◆ Task objective
Pull every line containing the word "particulier" from the records.

Collection entries:

######

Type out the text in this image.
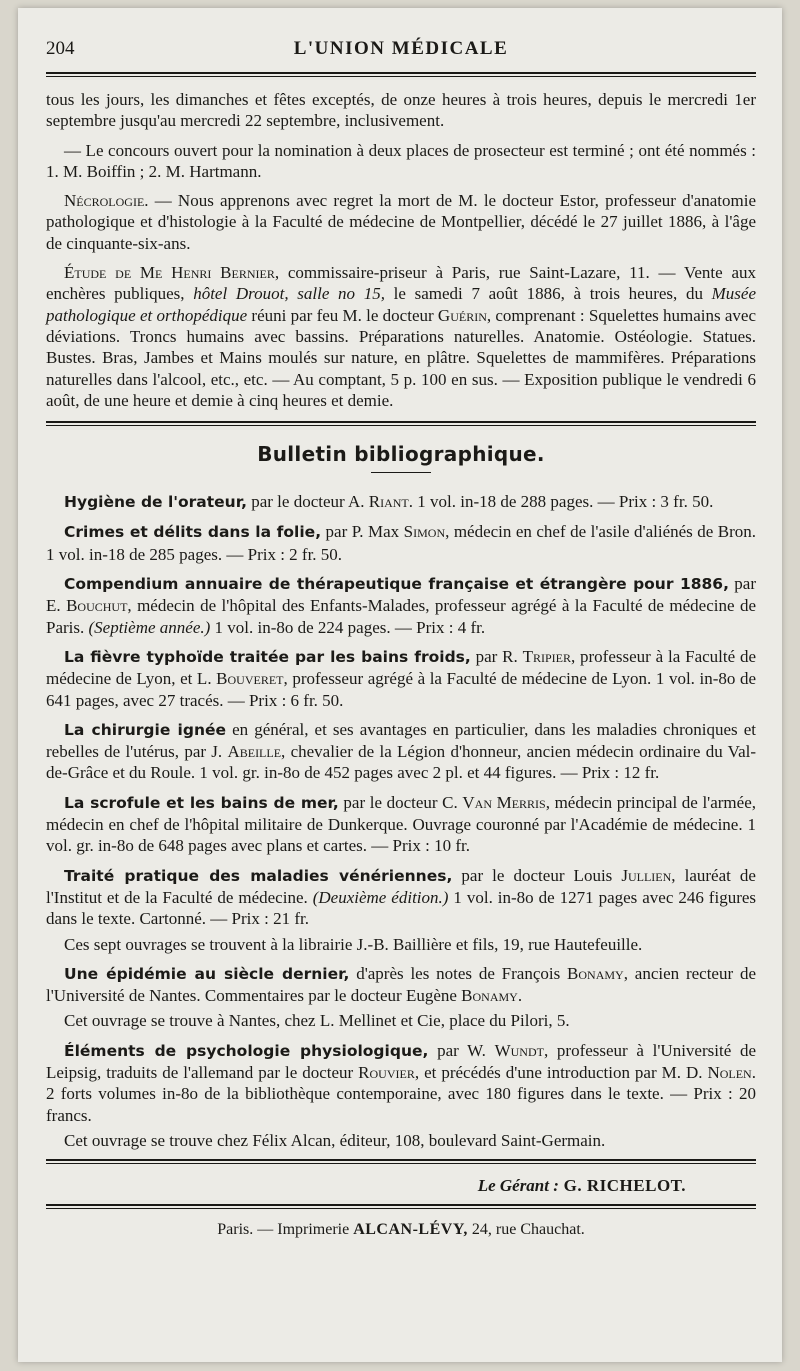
204	L'UNION MÉDICALE

tous les jours, les dimanches et fêtes exceptés, de onze heures à trois heures, depuis le mercredi 1er septembre jusqu'au mercredi 22 septembre, inclusivement.

— Le concours ouvert pour la nomination à deux places de prosecteur est terminé ; ont été nommés : 1. M. Boiffin ; 2. M. Hartmann.

Nécrologie. — Nous apprenons avec regret la mort de M. le docteur Estor, professeur d'anatomie pathologique et d'histologie à la Faculté de médecine de Montpellier, décédé le 27 juillet 1886, à l'âge de cinquante-six-ans.

Étude de Me Henri Bernier, commissaire-priseur à Paris, rue Saint-Lazare, 11. — Vente aux enchères publiques, hôtel Drouot, salle no 15, le samedi 7 août 1886, à trois heures, du Musée pathologique et orthopédique réuni par feu M. le docteur Guérin, comprenant : Squelettes humains avec déviations. Troncs humains avec bassins. Préparations naturelles. Anatomie. Ostéologie. Statues. Bustes. Bras, Jambes et Mains moulés sur nature, en plâtre. Squelettes de mammifères. Préparations naturelles dans l'alcool, etc., etc. — Au comptant, 5 p. 100 en sus. — Exposition publique le vendredi 6 août, de une heure et demie à cinq heures et demie.

Bulletin bibliographique.

Hygiène de l'orateur, par le docteur A. Riant. 1 vol. in-18 de 288 pages. — Prix : 3 fr. 50.

Crimes et délits dans la folie, par P. Max Simon, médecin en chef de l'asile d'aliénés de Bron. 1 vol. in-18 de 285 pages. — Prix : 2 fr. 50.

Compendium annuaire de thérapeutique française et étrangère pour 1886, par E. Bouchut, médecin de l'hôpital des Enfants-Malades, professeur agrégé à la Faculté de médecine de Paris. (Septième année.) 1 vol. in-8o de 224 pages. — Prix : 4 fr.

La fièvre typhoïde traitée par les bains froids, par R. Tripier, professeur à la Faculté de médecine de Lyon, et L. Bouveret, professeur agrégé à la Faculté de médecine de Lyon. 1 vol. in-8o de 641 pages, avec 27 tracés. — Prix : 6 fr. 50.

La chirurgie ignée en général, et ses avantages en particulier, dans les maladies chroniques et rebelles de l'utérus, par J. Abeille, chevalier de la Légion d'honneur, ancien médecin ordinaire du Val-de-Grâce et du Roule. 1 vol. gr. in-8o de 452 pages avec 2 pl. et 44 figures. — Prix : 12 fr.

La scrofule et les bains de mer, par le docteur C. Van Merris, médecin principal de l'armée, médecin en chef de l'hôpital militaire de Dunkerque. Ouvrage couronné par l'Académie de médecine. 1 vol. gr. in-8o de 648 pages avec plans et cartes. — Prix : 10 fr.

Traité pratique des maladies vénériennes, par le docteur Louis Jullien, lauréat de l'Institut et de la Faculté de médecine. (Deuxième édition.) 1 vol. in-8o de 1271 pages avec 246 figures dans le texte. Cartonné. — Prix : 21 fr.

Ces sept ouvrages se trouvent à la librairie J.-B. Baillière et fils, 19, rue Hautefeuille.

Une épidémie au siècle dernier, d'après les notes de François Bonamy, ancien recteur de l'Université de Nantes. Commentaires par le docteur Eugène Bonamy.

Cet ouvrage se trouve à Nantes, chez L. Mellinet et Cie, place du Pilori, 5.

Éléments de psychologie physiologique, par W. Wundt, professeur à l'Université de Leipsig, traduits de l'allemand par le docteur Rouvier, et précédés d'une introduction par M. D. Nolen. 2 forts volumes in-8o de la bibliothèque contemporaine, avec 180 figures dans le texte. — Prix : 20 francs.

Cet ouvrage se trouve chez Félix Alcan, éditeur, 108, boulevard Saint-Germain.

Le Gérant : G. RICHELOT.
Paris. — Imprimerie ALCAN-LÉVY, 24, rue Chauchat.
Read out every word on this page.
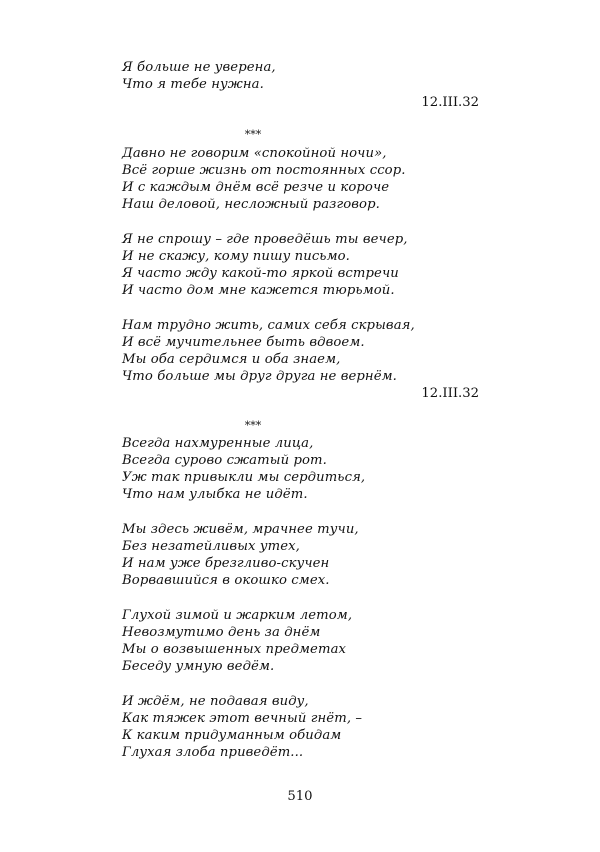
Я больше не уверена,
Что я тебе нужна.
12.III.32
***
Давно не говорим «спокойной ночи»,
Всё горше жизнь от постоянных ссор.
И с каждым днём всё резче и короче
Наш деловой, несложный разговор.
Я не спрошу – где проведёшь ты вечер,
И не скажу, кому пишу письмо.
Я часто жду какой-то яркой встречи
И часто дом мне кажется тюрьмой.
Нам трудно жить, самих себя скрывая,
И всё мучительнее быть вдвоем.
Мы оба сердимся и оба знаем,
Что больше мы друг друга не вернём.
12.III.32
***
Всегда нахмуренные лица,
Всегда сурово сжатый рот.
Уж так привыкли мы сердиться,
Что нам улыбка не идёт.
Мы здесь живём, мрачнее тучи,
Без незатейливых утех,
И нам уже брезгливо-скучен
Ворвавшийся в окошко смех.
Глухой зимой и жарким летом,
Невозмутимо день за днём
Мы о возвышенных предметах
Беседу умную ведём.
И ждём, не подавая виду,
Как тяжек этот вечный гнёт, –
К каким придуманным обидам
Глухая злоба приведёт...
510
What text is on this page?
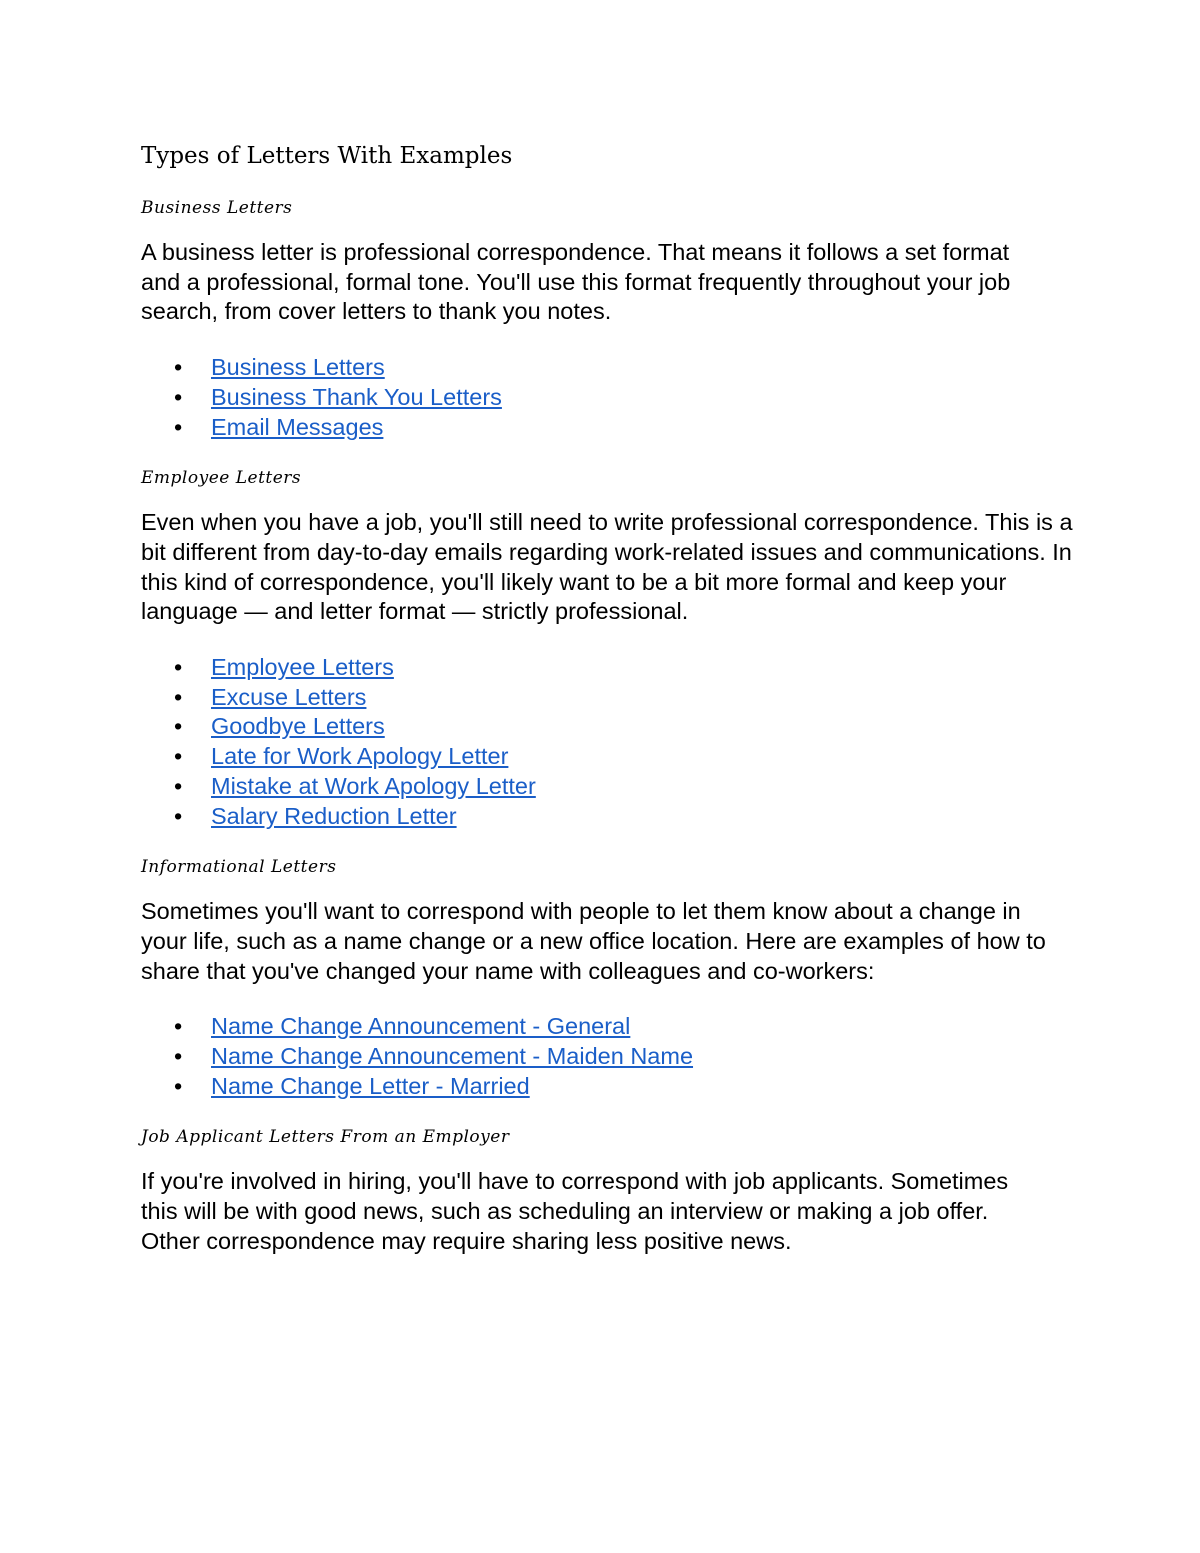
Types of Letters With Examples
Business Letters

A business letter is professional correspondence. That means it follows a set format and a professional, formal tone. You'll use this format frequently throughout your job search, from cover letters to thank you notes.

• Business Letters
• Business Thank You Letters
• Email Messages
Employee Letters

Even when you have a job, you'll still need to write professional correspondence. This is a bit different from day-to-day emails regarding work-related issues and communications. In this kind of correspondence, you'll likely want to be a bit more formal and keep your language — and letter format — strictly professional.

• Employee Letters
• Excuse Letters
• Goodbye Letters
• Late for Work Apology Letter
• Mistake at Work Apology Letter
• Salary Reduction Letter
Informational Letters

Sometimes you'll want to correspond with people to let them know about a change in your life, such as a name change or a new office location. Here are examples of how to share that you've changed your name with colleagues and co-workers:

• Name Change Announcement - General
• Name Change Announcement - Maiden Name
• Name Change Letter - Married
Job Applicant Letters From an Employer

If you're involved in hiring, you'll have to correspond with job applicants. Sometimes this will be with good news, such as scheduling an interview or making a job offer. Other correspondence may require sharing less positive news.
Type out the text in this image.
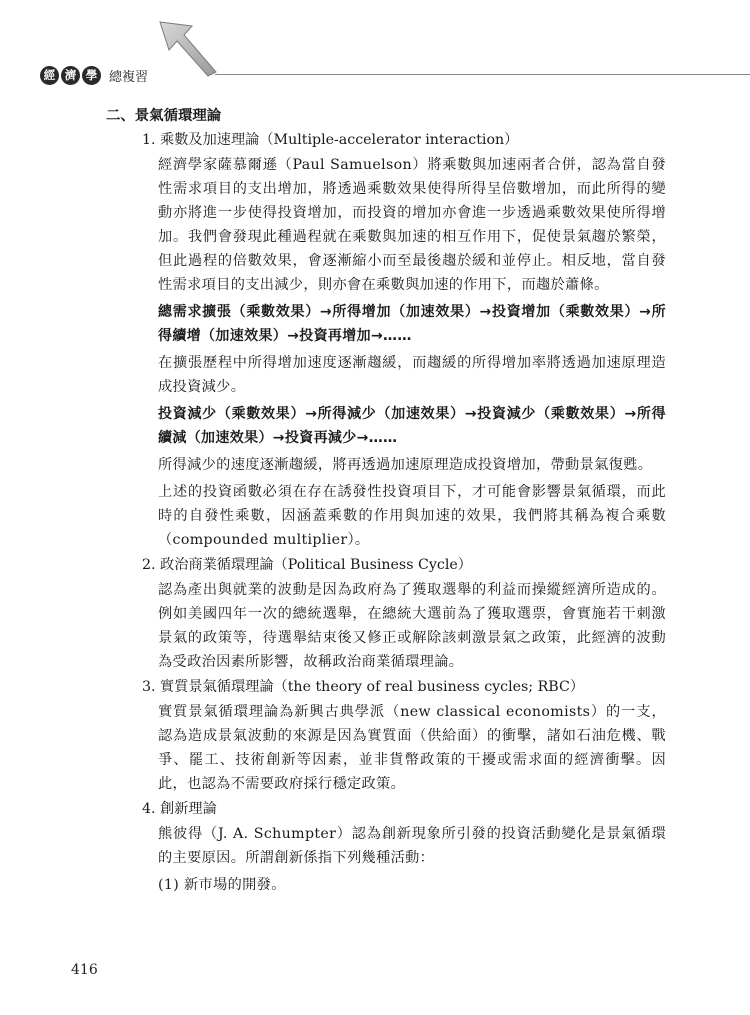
經 濟 學 總複習
二、景氣循環理論
1. 乘數及加速理論（Multiple-accelerator interaction）
經濟學家薩慕爾遜（Paul Samuelson）將乘數與加速兩者合併，認為當自發性需求項目的支出增加，將透過乘數效果使得所得呈倍數增加，而此所得的變動亦將進一步使得投資增加，而投資的增加亦會進一步透過乘數效果使所得增加。我們會發現此種過程就在乘數與加速的相互作用下，促使景氣趨於繁榮，但此過程的倍數效果，會逐漸縮小而至最後趨於緩和並停止。相反地，當自發性需求項目的支出減少，則亦會在乘數與加速的作用下，而趨於蕭條。
總需求擴張（乘數效果）→所得增加（加速效果）→投資增加（乘數效果）→所得續增（加速效果）→投資再增加→……
在擴張歷程中所得增加速度逐漸趨緩，而趨緩的所得增加率將透過加速原理造成投資減少。
投資減少（乘數效果）→所得減少（加速效果）→投資減少（乘數效果）→所得續減（加速效果）→投資再減少→……
所得減少的速度逐漸趨緩，將再透過加速原理造成投資增加，帶動景氣復甦。
上述的投資函數必須在存在誘發性投資項目下，才可能會影響景氣循環，而此時的自發性乘數，因涵蓋乘數的作用與加速的效果，我們將其稱為複合乘數（compounded multiplier）。
2. 政治商業循環理論（Political Business Cycle）
認為產出與就業的波動是因為政府為了獲取選舉的利益而操縱經濟所造成的。例如美國四年一次的總統選舉，在總統大選前為了獲取選票，會實施若干刺激景氣的政策等，待選舉結束後又修正或解除該刺激景氣之政策，此經濟的波動為受政治因素所影響，故稱政治商業循環理論。
3. 實質景氣循環理論（the theory of real business cycles; RBC）
實質景氣循環理論為新興古典學派（new classical economists）的一支，認為造成景氣波動的來源是因為實質面（供給面）的衝擊，諸如石油危機、戰爭、罷工、技術創新等因素，並非貨幣政策的干擾或需求面的經濟衝擊。因此，也認為不需要政府採行穩定政策。
4. 創新理論
熊彼得（J. A. Schumpter）認為創新現象所引發的投資活動變化是景氣循環的主要原因。所謂創新係指下列幾種活動：
(1) 新市場的開發。
416
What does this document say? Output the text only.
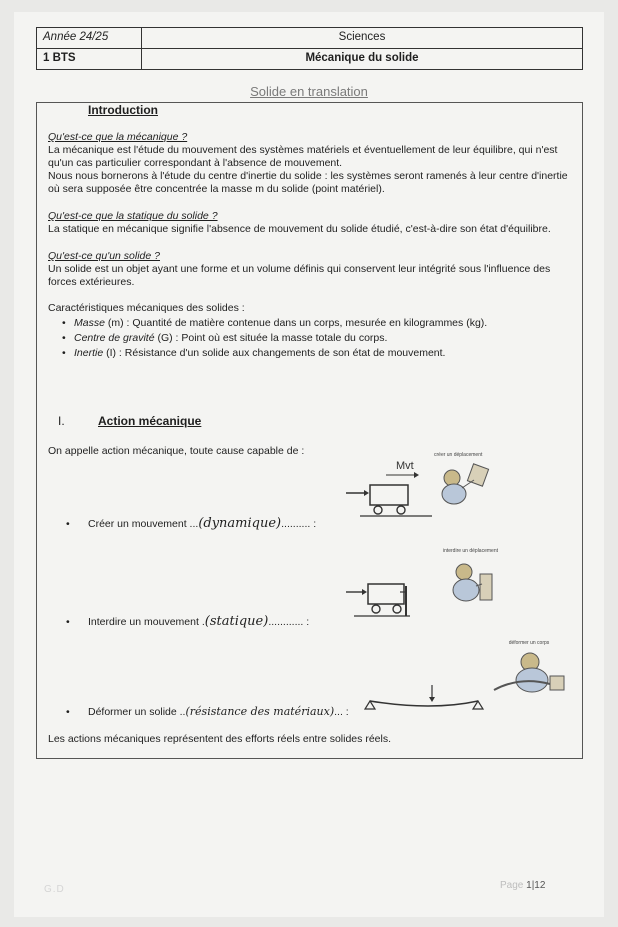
Année 24/25	Sciences
1 BTS	Mécanique du solide
Solide en translation

Introduction

Qu'est-ce que la mécanique ?

La mécanique est l'étude du mouvement des systèmes matériels et éventuellement de leur équilibre, qui n'est qu'un cas particulier correspondant à l'absence de mouvement.

Nous nous bornerons à l'étude du centre d'inertie du solide : les systèmes seront ramenés à leur centre d'inertie où sera supposée être concentrée la masse m du solide (point matériel).

Qu'est-ce que la statique du solide ?

La statique en mécanique signifie l'absence de mouvement du solide étudié, c'est-à-dire son état d'équilibre.

Qu'est-ce qu'un solide ?

Un solide est un objet ayant une forme et un volume définis qui conservent leur intégrité sous l'influence des forces extérieures.

Caractéristiques mécaniques des solides :

• Masse (m) : Quantité de matière contenue dans un corps, mesurée en kilogrammes (kg).
• Centre de gravité (G) : Point où est située la masse totale du corps.
• Inertie (I) : Résistance d'un solide aux changements de son état de mouvement.
I.	Action mécanique
On appelle action mécanique, toute cause capable de :
• Créer un mouvement ...(dynamique).......... :
• Interdire un mouvement .(statique)............ :
• Déformer un solide ..(résistance des matériaux)... :
Mvt
créer un déplacement
interdire un déplacement
déformer un corps
Les actions mécaniques représentent des efforts réels entre solides réels.
G.D	Page 1|12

######

◆ Exercise result
La chirurgie ignée en général, et ses avantages en particulier, dans les maladies chroniques et rebelles de l'utérus, par J. Abeille, chevalier de la Légion d'honneur, ancien médecin ordinaire du Val-de-Grâce et du Roule. 1 vol. gr. in-8o de 452 pages avec 2 pl. et 44 figures. — Prix : 12 fr.
La mécanique est l'étude du mouvement des systèmes matériels et éventuellement de leur équilibre, qui n'est qu'un cas particulier correspondant à l'absence de mouvement.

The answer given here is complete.